▶ **WORK TO COMPLETE**: Could you give the data below again, exactly and completely?

========================================================================

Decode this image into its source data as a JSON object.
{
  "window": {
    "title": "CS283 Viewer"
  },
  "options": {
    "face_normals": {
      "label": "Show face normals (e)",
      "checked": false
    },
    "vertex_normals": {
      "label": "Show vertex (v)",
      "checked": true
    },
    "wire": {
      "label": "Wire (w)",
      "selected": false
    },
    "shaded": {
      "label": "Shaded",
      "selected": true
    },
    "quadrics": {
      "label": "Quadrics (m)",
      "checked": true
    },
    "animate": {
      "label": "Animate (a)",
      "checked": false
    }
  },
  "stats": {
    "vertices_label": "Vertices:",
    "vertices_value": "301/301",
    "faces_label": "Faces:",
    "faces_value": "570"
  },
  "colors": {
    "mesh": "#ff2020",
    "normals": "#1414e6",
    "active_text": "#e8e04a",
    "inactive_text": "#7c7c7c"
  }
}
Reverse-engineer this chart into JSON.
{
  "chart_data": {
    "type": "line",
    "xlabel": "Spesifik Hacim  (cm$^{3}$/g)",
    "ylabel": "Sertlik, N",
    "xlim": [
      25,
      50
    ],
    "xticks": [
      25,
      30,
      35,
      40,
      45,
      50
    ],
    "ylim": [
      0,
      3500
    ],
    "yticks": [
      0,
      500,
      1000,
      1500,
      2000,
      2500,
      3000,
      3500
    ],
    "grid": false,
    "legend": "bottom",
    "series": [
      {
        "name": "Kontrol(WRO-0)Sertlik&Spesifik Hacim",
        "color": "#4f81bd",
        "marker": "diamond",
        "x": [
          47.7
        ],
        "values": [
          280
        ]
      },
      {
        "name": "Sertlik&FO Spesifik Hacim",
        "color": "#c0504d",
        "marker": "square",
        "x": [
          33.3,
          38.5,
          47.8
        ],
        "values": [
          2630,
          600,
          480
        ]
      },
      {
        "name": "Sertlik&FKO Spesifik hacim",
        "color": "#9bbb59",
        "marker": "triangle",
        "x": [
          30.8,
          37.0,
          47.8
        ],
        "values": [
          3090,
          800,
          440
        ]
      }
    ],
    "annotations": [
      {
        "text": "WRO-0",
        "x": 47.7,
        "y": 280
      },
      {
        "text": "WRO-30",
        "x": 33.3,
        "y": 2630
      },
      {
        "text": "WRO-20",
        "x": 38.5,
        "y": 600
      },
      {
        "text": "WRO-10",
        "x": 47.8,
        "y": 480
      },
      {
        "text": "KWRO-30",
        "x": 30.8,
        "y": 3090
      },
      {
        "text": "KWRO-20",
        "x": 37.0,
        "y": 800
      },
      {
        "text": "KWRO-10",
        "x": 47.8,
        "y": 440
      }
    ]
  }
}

========================================================================

▶ **REPLY**:
Decode this image into its source data as a JSON object.
{
  "window": {
    "title": "CS283 Viewer"
  },
  "options": {
    "face_normals": {
      "label": "Show face normals (e)",
      "checked": false
    },
    "vertex_normals": {
      "label": "Show vertex (v)",
      "checked": true
    },
    "wire": {
      "label": "Wire (w)",
      "selected": false
    },
    "shaded": {
      "label": "Shaded",
      "selected": true
    },
    "quadrics": {
      "label": "Quadrics (m)",
      "checked": true
    },
    "animate": {
      "label": "Animate (a)",
      "checked": false
    }
  },
  "stats": {
    "vertices_label": "Vertices:",
    "vertices_value": "301/301",
    "faces_label": "Faces:",
    "faces_value": "570"
  },
  "colors": {
    "mesh": "#ff2020",
    "normals": "#1414e6",
    "active_text": "#e8e04a",
    "inactive_text": "#7c7c7c"
  }
}
Reverse-engineer this chart into JSON.
{
  "chart_data": {
    "type": "line",
    "xlabel": "Spesifik Hacim  (cm$^{3}$/g)",
    "ylabel": "Sertlik, N",
    "xlim": [
      25,
      50
    ],
    "xticks": [
      25,
      30,
      35,
      40,
      45,
      50
    ],
    "ylim": [
      0,
      3500
    ],
    "yticks": [
      0,
      500,
      1000,
      1500,
      2000,
      2500,
      3000,
      3500
    ],
    "grid": false,
    "legend": "bottom",
    "series": [
      {
        "name": "Kontrol(WRO-0)Sertlik&Spesifik Hacim",
        "color": "#4f81bd",
        "marker": "diamond",
        "x": [
          47.7
        ],
        "values": [
          280
        ]
      },
      {
        "name": "Sertlik&FO Spesifik Hacim",
        "color": "#c0504d",
        "marker": "square",
        "x": [
          33.3,
          38.5,
          47.8
        ],
        "values": [
          2630,
          600,
          480
        ]
      },
      {
        "name": "Sertlik&FKO Spesifik hacim",
        "color": "#9bbb59",
        "marker": "triangle",
        "x": [
          30.8,
          37.0,
          47.8
        ],
        "values": [
          3090,
          800,
          440
        ]
      }
    ],
    "annotations": [
      {
        "text": "WRO-0",
        "x": 47.7,
        "y": 280
      },
      {
        "text": "WRO-30",
        "x": 33.3,
        "y": 2630
      },
      {
        "text": "WRO-20",
        "x": 38.5,
        "y": 600
      },
      {
        "text": "WRO-10",
        "x": 47.8,
        "y": 480
      },
      {
        "text": "KWRO-30",
        "x": 30.8,
        "y": 3090
      },
      {
        "text": "KWRO-20",
        "x": 37.0,
        "y": 800
      },
      {
        "text": "KWRO-10",
        "x": 47.8,
        "y": 440
      }
    ]
  }
}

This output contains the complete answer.